DATASET CONTENT>
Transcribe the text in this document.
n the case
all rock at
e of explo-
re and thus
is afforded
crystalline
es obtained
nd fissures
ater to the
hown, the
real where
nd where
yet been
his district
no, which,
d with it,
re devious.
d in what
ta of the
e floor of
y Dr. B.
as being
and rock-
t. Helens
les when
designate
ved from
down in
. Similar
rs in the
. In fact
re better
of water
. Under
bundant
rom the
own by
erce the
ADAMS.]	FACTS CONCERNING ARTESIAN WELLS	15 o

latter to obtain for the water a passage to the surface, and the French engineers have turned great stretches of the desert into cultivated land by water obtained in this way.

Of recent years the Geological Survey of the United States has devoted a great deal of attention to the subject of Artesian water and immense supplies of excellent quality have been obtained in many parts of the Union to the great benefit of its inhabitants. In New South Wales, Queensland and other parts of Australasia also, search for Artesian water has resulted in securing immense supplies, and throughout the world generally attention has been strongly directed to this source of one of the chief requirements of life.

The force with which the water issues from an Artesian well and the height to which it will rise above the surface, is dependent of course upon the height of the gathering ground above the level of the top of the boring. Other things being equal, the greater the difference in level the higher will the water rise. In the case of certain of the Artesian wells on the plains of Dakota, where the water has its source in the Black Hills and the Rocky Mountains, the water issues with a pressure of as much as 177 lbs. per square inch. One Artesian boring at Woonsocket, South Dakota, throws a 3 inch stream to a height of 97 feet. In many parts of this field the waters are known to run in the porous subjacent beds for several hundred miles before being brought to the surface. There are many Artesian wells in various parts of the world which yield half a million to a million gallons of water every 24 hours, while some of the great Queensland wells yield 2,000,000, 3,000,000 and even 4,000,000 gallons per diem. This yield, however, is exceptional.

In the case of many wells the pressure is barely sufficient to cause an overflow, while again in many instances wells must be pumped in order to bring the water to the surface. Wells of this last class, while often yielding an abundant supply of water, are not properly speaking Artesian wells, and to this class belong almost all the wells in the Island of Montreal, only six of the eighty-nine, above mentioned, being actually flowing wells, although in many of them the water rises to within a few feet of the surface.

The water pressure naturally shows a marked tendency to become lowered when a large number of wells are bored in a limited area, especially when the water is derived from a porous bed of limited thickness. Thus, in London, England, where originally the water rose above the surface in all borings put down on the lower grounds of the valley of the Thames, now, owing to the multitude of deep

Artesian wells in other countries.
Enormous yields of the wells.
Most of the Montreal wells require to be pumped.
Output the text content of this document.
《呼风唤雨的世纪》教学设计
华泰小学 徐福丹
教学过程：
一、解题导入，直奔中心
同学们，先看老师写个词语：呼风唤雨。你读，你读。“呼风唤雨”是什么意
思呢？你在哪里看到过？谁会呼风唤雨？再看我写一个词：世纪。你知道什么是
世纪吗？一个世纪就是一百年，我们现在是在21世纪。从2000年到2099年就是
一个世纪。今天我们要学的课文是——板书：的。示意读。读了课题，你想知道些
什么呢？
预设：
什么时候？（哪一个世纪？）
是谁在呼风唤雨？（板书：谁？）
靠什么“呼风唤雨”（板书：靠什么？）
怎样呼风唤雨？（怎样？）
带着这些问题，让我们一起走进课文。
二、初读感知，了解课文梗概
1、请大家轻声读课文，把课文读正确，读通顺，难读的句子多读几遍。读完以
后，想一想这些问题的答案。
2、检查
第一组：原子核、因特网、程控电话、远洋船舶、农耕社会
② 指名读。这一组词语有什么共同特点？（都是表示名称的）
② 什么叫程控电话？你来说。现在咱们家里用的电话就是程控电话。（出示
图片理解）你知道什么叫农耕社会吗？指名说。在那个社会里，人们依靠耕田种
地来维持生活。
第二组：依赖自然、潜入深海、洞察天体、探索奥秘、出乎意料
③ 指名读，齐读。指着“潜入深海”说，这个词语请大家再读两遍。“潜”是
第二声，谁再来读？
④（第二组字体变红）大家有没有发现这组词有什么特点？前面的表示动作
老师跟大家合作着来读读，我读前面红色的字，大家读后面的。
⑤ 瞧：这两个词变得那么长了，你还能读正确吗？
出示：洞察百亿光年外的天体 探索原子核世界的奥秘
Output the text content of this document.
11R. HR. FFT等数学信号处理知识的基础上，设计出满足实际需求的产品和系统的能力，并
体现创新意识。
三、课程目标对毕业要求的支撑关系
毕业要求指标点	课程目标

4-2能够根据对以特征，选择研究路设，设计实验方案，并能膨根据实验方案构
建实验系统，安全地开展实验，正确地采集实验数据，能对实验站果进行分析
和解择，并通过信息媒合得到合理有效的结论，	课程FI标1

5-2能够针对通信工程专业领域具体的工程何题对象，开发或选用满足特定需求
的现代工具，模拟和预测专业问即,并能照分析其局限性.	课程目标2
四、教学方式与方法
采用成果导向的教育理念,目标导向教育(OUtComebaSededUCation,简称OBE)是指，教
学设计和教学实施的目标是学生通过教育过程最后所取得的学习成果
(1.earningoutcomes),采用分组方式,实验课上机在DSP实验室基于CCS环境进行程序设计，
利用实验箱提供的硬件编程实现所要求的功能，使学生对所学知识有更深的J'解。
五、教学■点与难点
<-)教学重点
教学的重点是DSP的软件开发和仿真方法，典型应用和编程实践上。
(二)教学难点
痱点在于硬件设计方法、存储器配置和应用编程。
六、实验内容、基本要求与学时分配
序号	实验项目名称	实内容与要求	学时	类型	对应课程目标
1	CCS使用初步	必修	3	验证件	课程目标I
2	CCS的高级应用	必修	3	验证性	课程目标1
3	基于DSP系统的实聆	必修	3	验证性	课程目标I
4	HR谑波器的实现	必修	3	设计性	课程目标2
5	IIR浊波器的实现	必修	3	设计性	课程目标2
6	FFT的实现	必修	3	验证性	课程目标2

TASK REQUIREMENTS> Each line must be given again exactly as written above.

WRITTEN REPLY>
Transcribe the text in this document.
n the case
all rock at
e of explo-
re and thus
is afforded
crystalline
es obtained
nd fissures
ater to the
hown, the
real where
nd where
yet been
his district
no, which,
d with it,
re devious.
d in what
ta of the
e floor of
y Dr. B.
as being
and rock-
t. Helens
les when
designate
ved from
down in
. Similar
rs in the
. In fact
re better
of water
. Under
bundant
rom the
own by
erce the
ADAMS.]	FACTS CONCERNING ARTESIAN WELLS	15 o

latter to obtain for the water a passage to the surface, and the French engineers have turned great stretches of the desert into cultivated land by water obtained in this way.

Of recent years the Geological Survey of the United States has devoted a great deal of attention to the subject of Artesian water and immense supplies of excellent quality have been obtained in many parts of the Union to the great benefit of its inhabitants. In New South Wales, Queensland and other parts of Australasia also, search for Artesian water has resulted in securing immense supplies, and throughout the world generally attention has been strongly directed to this source of one of the chief requirements of life.

The force with which the water issues from an Artesian well and the height to which it will rise above the surface, is dependent of course upon the height of the gathering ground above the level of the top of the boring. Other things being equal, the greater the difference in level the higher will the water rise. In the case of certain of the Artesian wells on the plains of Dakota, where the water has its source in the Black Hills and the Rocky Mountains, the water issues with a pressure of as much as 177 lbs. per square inch. One Artesian boring at Woonsocket, South Dakota, throws a 3 inch stream to a height of 97 feet. In many parts of this field the waters are known to run in the porous subjacent beds for several hundred miles before being brought to the surface. There are many Artesian wells in various parts of the world which yield half a million to a million gallons of water every 24 hours, while some of the great Queensland wells yield 2,000,000, 3,000,000 and even 4,000,000 gallons per diem. This yield, however, is exceptional.

In the case of many wells the pressure is barely sufficient to cause an overflow, while again in many instances wells must be pumped in order to bring the water to the surface. Wells of this last class, while often yielding an abundant supply of water, are not properly speaking Artesian wells, and to this class belong almost all the wells in the Island of Montreal, only six of the eighty-nine, above mentioned, being actually flowing wells, although in many of them the water rises to within a few feet of the surface.

The water pressure naturally shows a marked tendency to become lowered when a large number of wells are bored in a limited area, especially when the water is derived from a porous bed of limited thickness. Thus, in London, England, where originally the water rose above the surface in all borings put down on the lower grounds of the valley of the Thames, now, owing to the multitude of deep

Artesian wells in other countries.
Enormous yields of the wells.
Most of the Montreal wells require to be pumped.
Output the text content of this document.
《呼风唤雨的世纪》教学设计
华泰小学 徐福丹
教学过程：
一、解题导入，直奔中心
同学们，先看老师写个词语：呼风唤雨。你读，你读。“呼风唤雨”是什么意
思呢？你在哪里看到过？谁会呼风唤雨？再看我写一个词：世纪。你知道什么是
世纪吗？一个世纪就是一百年，我们现在是在21世纪。从2000年到2099年就是
一个世纪。今天我们要学的课文是——板书：的。示意读。读了课题，你想知道些
什么呢？
预设：
什么时候？（哪一个世纪？）
是谁在呼风唤雨？（板书：谁？）
靠什么“呼风唤雨”（板书：靠什么？）
怎样呼风唤雨？（怎样？）
带着这些问题，让我们一起走进课文。
二、初读感知，了解课文梗概
1、请大家轻声读课文，把课文读正确，读通顺，难读的句子多读几遍。读完以
后，想一想这些问题的答案。
2、检查
第一组：原子核、因特网、程控电话、远洋船舶、农耕社会
② 指名读。这一组词语有什么共同特点？（都是表示名称的）
② 什么叫程控电话？你来说。现在咱们家里用的电话就是程控电话。（出示
图片理解）你知道什么叫农耕社会吗？指名说。在那个社会里，人们依靠耕田种
地来维持生活。
第二组：依赖自然、潜入深海、洞察天体、探索奥秘、出乎意料
③ 指名读，齐读。指着“潜入深海”说，这个词语请大家再读两遍。“潜”是
第二声，谁再来读？
④（第二组字体变红）大家有没有发现这组词有什么特点？前面的表示动作
老师跟大家合作着来读读，我读前面红色的字，大家读后面的。
⑤ 瞧：这两个词变得那么长了，你还能读正确吗？
出示：洞察百亿光年外的天体 探索原子核世界的奥秘
Output the text content of this document.
11R. HR. FFT等数学信号处理知识的基础上，设计出满足实际需求的产品和系统的能力，并
体现创新意识。
三、课程目标对毕业要求的支撑关系
毕业要求指标点	课程目标

4-2能够根据对以特征，选择研究路设，设计实验方案，并能膨根据实验方案构
建实验系统，安全地开展实验，正确地采集实验数据，能对实验站果进行分析
和解择，并通过信息媒合得到合理有效的结论，	课程FI标1

5-2能够针对通信工程专业领域具体的工程何题对象，开发或选用满足特定需求
的现代工具，模拟和预测专业问即,并能照分析其局限性.	课程目标2
四、教学方式与方法
采用成果导向的教育理念,目标导向教育(OUtComebaSededUCation,简称OBE)是指，教
学设计和教学实施的目标是学生通过教育过程最后所取得的学习成果
(1.earningoutcomes),采用分组方式,实验课上机在DSP实验室基于CCS环境进行程序设计，
利用实验箱提供的硬件编程实现所要求的功能，使学生对所学知识有更深的J'解。
五、教学■点与难点
<-)教学重点
教学的重点是DSP的软件开发和仿真方法，典型应用和编程实践上。
(二)教学难点
痱点在于硬件设计方法、存储器配置和应用编程。
六、实验内容、基本要求与学时分配
序号	实验项目名称	实内容与要求	学时	类型	对应课程目标
1	CCS使用初步	必修	3	验证件	课程目标I
2	CCS的高级应用	必修	3	验证性	课程目标1
3	基于DSP系统的实聆	必修	3	验证性	课程目标I
4	HR谑波器的实现	必修	3	设计性	课程目标2
5	IIR浊波器的实现	必修	3	设计性	课程目标2
6	FFT的实现	必修	3	验证性	课程目标2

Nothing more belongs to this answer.